Dataset excerpts
(begin)
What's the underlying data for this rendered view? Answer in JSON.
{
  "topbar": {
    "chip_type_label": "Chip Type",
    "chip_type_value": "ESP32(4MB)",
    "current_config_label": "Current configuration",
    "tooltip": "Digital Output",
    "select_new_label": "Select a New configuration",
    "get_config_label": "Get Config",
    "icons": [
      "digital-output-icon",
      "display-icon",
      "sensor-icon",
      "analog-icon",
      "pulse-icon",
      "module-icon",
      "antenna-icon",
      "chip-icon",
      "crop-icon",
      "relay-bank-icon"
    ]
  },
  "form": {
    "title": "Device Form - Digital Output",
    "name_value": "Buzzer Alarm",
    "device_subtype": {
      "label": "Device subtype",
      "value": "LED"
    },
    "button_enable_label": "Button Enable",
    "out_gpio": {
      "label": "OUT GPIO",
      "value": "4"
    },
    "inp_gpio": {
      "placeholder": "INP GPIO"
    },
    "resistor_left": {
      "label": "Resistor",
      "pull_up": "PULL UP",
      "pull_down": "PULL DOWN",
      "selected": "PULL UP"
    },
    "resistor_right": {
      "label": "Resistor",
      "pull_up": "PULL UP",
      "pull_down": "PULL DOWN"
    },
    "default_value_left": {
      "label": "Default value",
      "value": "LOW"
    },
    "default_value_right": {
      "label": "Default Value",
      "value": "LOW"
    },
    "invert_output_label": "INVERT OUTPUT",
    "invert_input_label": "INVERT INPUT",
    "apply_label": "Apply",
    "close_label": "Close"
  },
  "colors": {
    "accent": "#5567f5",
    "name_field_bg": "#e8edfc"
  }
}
(end)
EXERCISE INSTRUCTIONS> Reproduce the listing in full. Keep it exactly as written.

THE REPLY>
What's the underlying data for this rendered view? Answer in JSON.
{
  "topbar": {
    "chip_type_label": "Chip Type",
    "chip_type_value": "ESP32(4MB)",
    "current_config_label": "Current configuration",
    "tooltip": "Digital Output",
    "select_new_label": "Select a New configuration",
    "get_config_label": "Get Config",
    "icons": [
      "digital-output-icon",
      "display-icon",
      "sensor-icon",
      "analog-icon",
      "pulse-icon",
      "module-icon",
      "antenna-icon",
      "chip-icon",
      "crop-icon",
      "relay-bank-icon"
    ]
  },
  "form": {
    "title": "Device Form - Digital Output",
    "name_value": "Buzzer Alarm",
    "device_subtype": {
      "label": "Device subtype",
      "value": "LED"
    },
    "button_enable_label": "Button Enable",
    "out_gpio": {
      "label": "OUT GPIO",
      "value": "4"
    },
    "inp_gpio": {
      "placeholder": "INP GPIO"
    },
    "resistor_left": {
      "label": "Resistor",
      "pull_up": "PULL UP",
      "pull_down": "PULL DOWN",
      "selected": "PULL UP"
    },
    "resistor_right": {
      "label": "Resistor",
      "pull_up": "PULL UP",
      "pull_down": "PULL DOWN"
    },
    "default_value_left": {
      "label": "Default value",
      "value": "LOW"
    },
    "default_value_right": {
      "label": "Default Value",
      "value": "LOW"
    },
    "invert_output_label": "INVERT OUTPUT",
    "invert_input_label": "INVERT INPUT",
    "apply_label": "Apply",
    "close_label": "Close"
  },
  "colors": {
    "accent": "#5567f5",
    "name_field_bg": "#e8edfc"
  }
}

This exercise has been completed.